WRITTEN REQUEST =>
Give the entries back exactly, dropping each image.

PROVIDED RECORDS =>
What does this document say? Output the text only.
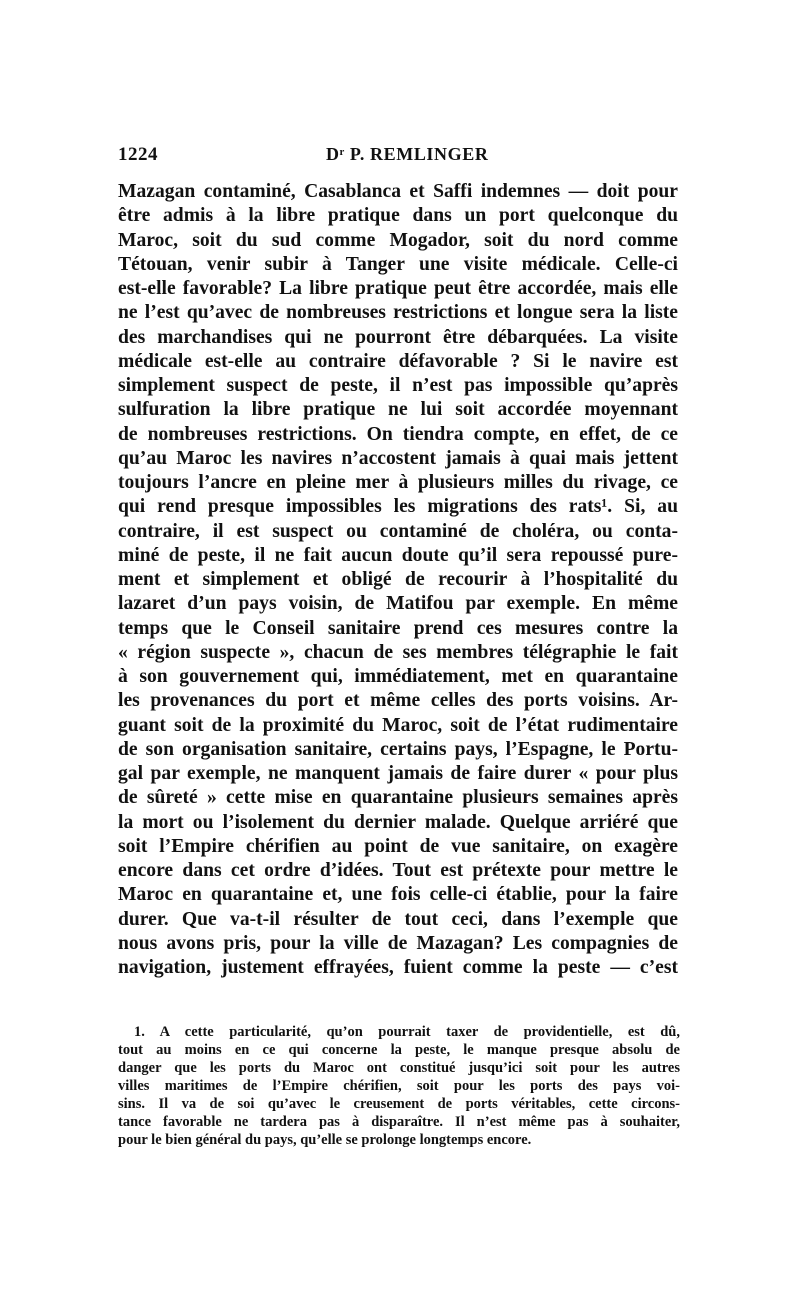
1224	Dʳ P. REMLINGER
Mazagan contaminé, Casablanca et Saffi indemnes — doit pour
être admis à la libre pratique dans un port quelconque du
Maroc, soit du sud comme Mogador, soit du nord comme
Tétouan, venir subir à Tanger une visite médicale. Celle-ci
est-elle favorable? La libre pratique peut être accordée, mais elle
ne l’est qu’avec de nombreuses restrictions et longue sera la liste
des marchandises qui ne pourront être débarquées. La visite
médicale est-elle au contraire défavorable ? Si le navire est
simplement suspect de peste, il n’est pas impossible qu’après
sulfuration la libre pratique ne lui soit accordée moyennant
de nombreuses restrictions. On tiendra compte, en effet, de ce
qu’au Maroc les navires n’accostent jamais à quai mais jettent
toujours l’ancre en pleine mer à plusieurs milles du rivage, ce
qui rend presque impossibles les migrations des rats¹. Si, au
contraire, il est suspect ou contaminé de choléra, ou conta-
miné de peste, il ne fait aucun doute qu’il sera repoussé pure-
ment et simplement et obligé de recourir à l’hospitalité du
lazaret d’un pays voisin, de Matifou par exemple. En même
temps que le Conseil sanitaire prend ces mesures contre la
« région suspecte », chacun de ses membres télégraphie le fait
à son gouvernement qui, immédiatement, met en quarantaine
les provenances du port et même celles des ports voisins. Ar-
guant soit de la proximité du Maroc, soit de l’état rudimentaire
de son organisation sanitaire, certains pays, l’Espagne, le Portu-
gal par exemple, ne manquent jamais de faire durer « pour plus
de sûreté » cette mise en quarantaine plusieurs semaines après
la mort ou l’isolement du dernier malade. Quelque arriéré que
soit l’Empire chérifien au point de vue sanitaire, on exagère
encore dans cet ordre d’idées. Tout est prétexte pour mettre le
Maroc en quarantaine et, une fois celle-ci établie, pour la faire
durer. Que va-t-il résulter de tout ceci, dans l’exemple que
nous avons pris, pour la ville de Mazagan? Les compagnies de
navigation, justement effrayées, fuient comme la peste — c’est
1. A cette particularité, qu’on pourrait taxer de providentielle, est dû,
tout au moins en ce qui concerne la peste, le manque presque absolu de
danger que les ports du Maroc ont constitué jusqu’ici soit pour les autres
villes maritimes de l’Empire chérifien, soit pour les ports des pays voi-
sins. Il va de soi qu’avec le creusement de ports véritables, cette circons-
tance favorable ne tardera pas à disparaître. Il n’est même pas à souhaiter,
pour le bien général du pays, qu’elle se prolonge longtemps encore.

ANSWER TO THIS PROBLEM =>
What does this document say? Output the text only.
1224	Dʳ P. REMLINGER
Mazagan contaminé, Casablanca et Saffi indemnes — doit pour
être admis à la libre pratique dans un port quelconque du
Maroc, soit du sud comme Mogador, soit du nord comme
Tétouan, venir subir à Tanger une visite médicale. Celle-ci
est-elle favorable? La libre pratique peut être accordée, mais elle
ne l’est qu’avec de nombreuses restrictions et longue sera la liste
des marchandises qui ne pourront être débarquées. La visite
médicale est-elle au contraire défavorable ? Si le navire est
simplement suspect de peste, il n’est pas impossible qu’après
sulfuration la libre pratique ne lui soit accordée moyennant
de nombreuses restrictions. On tiendra compte, en effet, de ce
qu’au Maroc les navires n’accostent jamais à quai mais jettent
toujours l’ancre en pleine mer à plusieurs milles du rivage, ce
qui rend presque impossibles les migrations des rats¹. Si, au
contraire, il est suspect ou contaminé de choléra, ou conta-
miné de peste, il ne fait aucun doute qu’il sera repoussé pure-
ment et simplement et obligé de recourir à l’hospitalité du
lazaret d’un pays voisin, de Matifou par exemple. En même
temps que le Conseil sanitaire prend ces mesures contre la
« région suspecte », chacun de ses membres télégraphie le fait
à son gouvernement qui, immédiatement, met en quarantaine
les provenances du port et même celles des ports voisins. Ar-
guant soit de la proximité du Maroc, soit de l’état rudimentaire
de son organisation sanitaire, certains pays, l’Espagne, le Portu-
gal par exemple, ne manquent jamais de faire durer « pour plus
de sûreté » cette mise en quarantaine plusieurs semaines après
la mort ou l’isolement du dernier malade. Quelque arriéré que
soit l’Empire chérifien au point de vue sanitaire, on exagère
encore dans cet ordre d’idées. Tout est prétexte pour mettre le
Maroc en quarantaine et, une fois celle-ci établie, pour la faire
durer. Que va-t-il résulter de tout ceci, dans l’exemple que
nous avons pris, pour la ville de Mazagan? Les compagnies de
navigation, justement effrayées, fuient comme la peste — c’est
1. A cette particularité, qu’on pourrait taxer de providentielle, est dû,
tout au moins en ce qui concerne la peste, le manque presque absolu de
danger que les ports du Maroc ont constitué jusqu’ici soit pour les autres
villes maritimes de l’Empire chérifien, soit pour les ports des pays voi-
sins. Il va de soi qu’avec le creusement de ports véritables, cette circons-
tance favorable ne tardera pas à disparaître. Il n’est même pas à souhaiter,
pour le bien général du pays, qu’elle se prolonge longtemps encore.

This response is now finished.